> AIM
Reproduce every record exactly as it appears, but not the pictures.

> TASK INPUT
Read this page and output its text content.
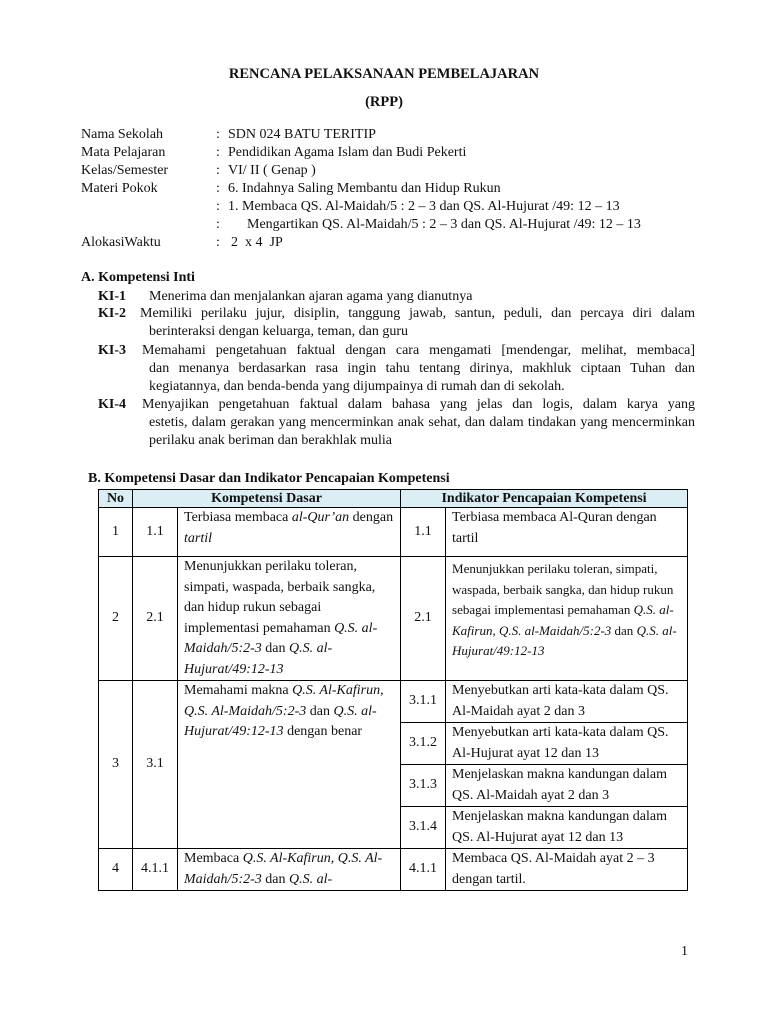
RENCANA PELAKSANAAN PEMBELAJARAN
(RPP)
Nama Sekolah	: SDN 024 BATU TERITIP
Mata Pelajaran	: Pendidikan Agama Islam dan Budi Pekerti
Kelas/Semester	: VI/ II ( Genap )
Materi Pokok	: 6. Indahnya Saling Membantu dan Hidup Rukun
: 1. Membaca QS. Al-Maidah/5 : 2 – 3 dan QS. Al-Hujurat /49: 12 – 13
: Mengartikan QS. Al-Maidah/5 : 2 – 3 dan QS. Al-Hujurat /49: 12 – 13
AlokasiWaktu	: 2  x 4  JP
A. Kompetensi Inti
KI-1	Menerima dan menjalankan ajaran agama yang dianutnya
KI-2	Memiliki perilaku jujur, disiplin, tanggung jawab, santun, peduli, dan percaya diri dalam
berinteraksi dengan keluarga, teman, dan guru
KI-3	Memahami pengetahuan faktual dengan cara mengamati [mendengar, melihat, membaca]
dan menanya berdasarkan rasa ingin tahu tentang dirinya, makhluk ciptaan Tuhan dan kegiatannya, dan benda-benda yang dijumpainya di rumah dan di sekolah.
KI-4	Menyajikan pengetahuan faktual dalam bahasa yang jelas dan logis, dalam karya yang
estetis, dalam gerakan yang mencerminkan anak sehat, dan dalam tindakan yang mencerminkan perilaku anak beriman dan berakhlak mulia
B. Kompetensi Dasar dan Indikator Pencapaian Kompetensi
No	Kompetensi Dasar		Indikator Pencapaian Kompetensi	
1	1.1	Terbiasa membaca al-Qur’an dengan tartil	1.1	Terbiasa membaca Al-Quran dengan tartil
2	2.1	Menunjukkan perilaku toleran, simpati, waspada, berbaik sangka, dan hidup rukun sebagai implementasi pemahaman Q.S. al- Maidah/5:2-3 dan Q.S. al-Hujurat/49:12-13	2.1	Menunjukkan perilaku toleran, simpati, waspada, berbaik sangka, dan hidup rukun sebagai implementasi pemahaman Q.S. al-Kafirun, Q.S. al-Maidah/5:2-3 dan Q.S. al- Hujurat/49:12-13
3	3.1	Memahami makna Q.S. Al-Kafirun, Q.S. Al-Maidah/5:2-3 dan Q.S. al- Hujurat/49:12-13 dengan benar	3.1.1	Menyebutkan arti kata-kata dalam QS. Al-Maidah ayat 2 dan 3
			3.1.2	Menyebutkan arti kata-kata dalam QS. Al-Hujurat ayat 12 dan 13
			3.1.3	Menjelaskan makna kandungan dalam QS. Al-Maidah ayat 2 dan 3
			3.1.4	Menjelaskan makna kandungan dalam QS. Al-Hujurat ayat 12 dan 13
4	4.1.1	Membaca Q.S. Al-Kafirun, Q.S. Al-Maidah/5:2-3 dan Q.S. al-	4.1.1	Membaca QS. Al-Maidah ayat 2 – 3 dengan tartil.
1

> ANSWER TO THIS PROBLEM
Read this page and output its text content.
RENCANA PELAKSANAAN PEMBELAJARAN
(RPP)
Nama Sekolah	: SDN 024 BATU TERITIP
Mata Pelajaran	: Pendidikan Agama Islam dan Budi Pekerti
Kelas/Semester	: VI/ II ( Genap )
Materi Pokok	: 6. Indahnya Saling Membantu dan Hidup Rukun
: 1. Membaca QS. Al-Maidah/5 : 2 – 3 dan QS. Al-Hujurat /49: 12 – 13
: Mengartikan QS. Al-Maidah/5 : 2 – 3 dan QS. Al-Hujurat /49: 12 – 13
AlokasiWaktu	: 2  x 4  JP
A. Kompetensi Inti
KI-1	Menerima dan menjalankan ajaran agama yang dianutnya
KI-2	Memiliki perilaku jujur, disiplin, tanggung jawab, santun, peduli, dan percaya diri dalam
berinteraksi dengan keluarga, teman, dan guru
KI-3	Memahami pengetahuan faktual dengan cara mengamati [mendengar, melihat, membaca]
dan menanya berdasarkan rasa ingin tahu tentang dirinya, makhluk ciptaan Tuhan dan kegiatannya, dan benda-benda yang dijumpainya di rumah dan di sekolah.
KI-4	Menyajikan pengetahuan faktual dalam bahasa yang jelas dan logis, dalam karya yang
estetis, dalam gerakan yang mencerminkan anak sehat, dan dalam tindakan yang mencerminkan perilaku anak beriman dan berakhlak mulia
B. Kompetensi Dasar dan Indikator Pencapaian Kompetensi
No	Kompetensi Dasar		Indikator Pencapaian Kompetensi	
1	1.1	Terbiasa membaca al-Qur’an dengan tartil	1.1	Terbiasa membaca Al-Quran dengan tartil
2	2.1	Menunjukkan perilaku toleran, simpati, waspada, berbaik sangka, dan hidup rukun sebagai implementasi pemahaman Q.S. al- Maidah/5:2-3 dan Q.S. al-Hujurat/49:12-13	2.1	Menunjukkan perilaku toleran, simpati, waspada, berbaik sangka, dan hidup rukun sebagai implementasi pemahaman Q.S. al-Kafirun, Q.S. al-Maidah/5:2-3 dan Q.S. al- Hujurat/49:12-13
3	3.1	Memahami makna Q.S. Al-Kafirun, Q.S. Al-Maidah/5:2-3 dan Q.S. al- Hujurat/49:12-13 dengan benar	3.1.1	Menyebutkan arti kata-kata dalam QS. Al-Maidah ayat 2 dan 3
			3.1.2	Menyebutkan arti kata-kata dalam QS. Al-Hujurat ayat 12 dan 13
			3.1.3	Menjelaskan makna kandungan dalam QS. Al-Maidah ayat 2 dan 3
			3.1.4	Menjelaskan makna kandungan dalam QS. Al-Hujurat ayat 12 dan 13
4	4.1.1	Membaca Q.S. Al-Kafirun, Q.S. Al-Maidah/5:2-3 dan Q.S. al-	4.1.1	Membaca QS. Al-Maidah ayat 2 – 3 dengan tartil.
1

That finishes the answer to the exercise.